The records below hold pictures; please leave those out and retype the rest exactly.
[BEGIN SUPPLIED ENTRIES]
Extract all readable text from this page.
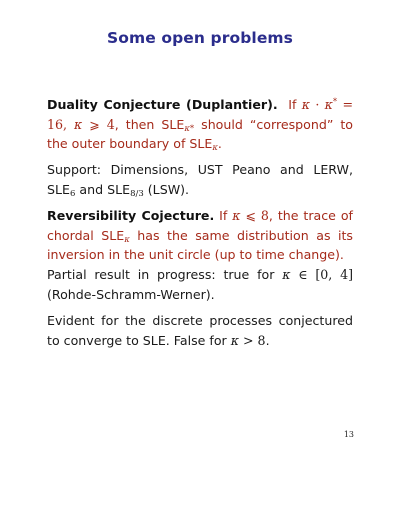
Some open problems
Duality Conjecture (Duplantier). If κ · κ* = 16, κ ⩾ 4, then $SLE_{\kappa*}$ should “correspond” to the outer boundary of $SLE_\kappa$.
Support: Dimensions, UST Peano and LERW, $SLE_6$ and $SLE_{8/3}$ (LSW).
Reversibility Cojecture. If κ ⩽ 8, the trace of chordal $SLE_\kappa$ has the same distribution as its inversion in the unit circle (up to time change).
Partial result in progress: true for κ ∈ [0, 4] (Rohde-Schramm-Werner).
Evident for the discrete processes conjectured to converge to SLE. False for κ > 8.
13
[END SUPPLIED ENTRIES]
◆ **RESPONSE TO THIS EXERCISE**:
Extract all readable text from this page.
Some open problems
Duality Conjecture (Duplantier). If κ · κ* = 16, κ ⩾ 4, then $SLE_{\kappa*}$ should “correspond” to the outer boundary of $SLE_\kappa$.
Support: Dimensions, UST Peano and LERW, $SLE_6$ and $SLE_{8/3}$ (LSW).
Reversibility Cojecture. If κ ⩽ 8, the trace of chordal $SLE_\kappa$ has the same distribution as its inversion in the unit circle (up to time change).
Partial result in progress: true for κ ∈ [0, 4] (Rohde-Schramm-Werner).
Evident for the discrete processes conjectured to converge to SLE. False for κ > 8.
13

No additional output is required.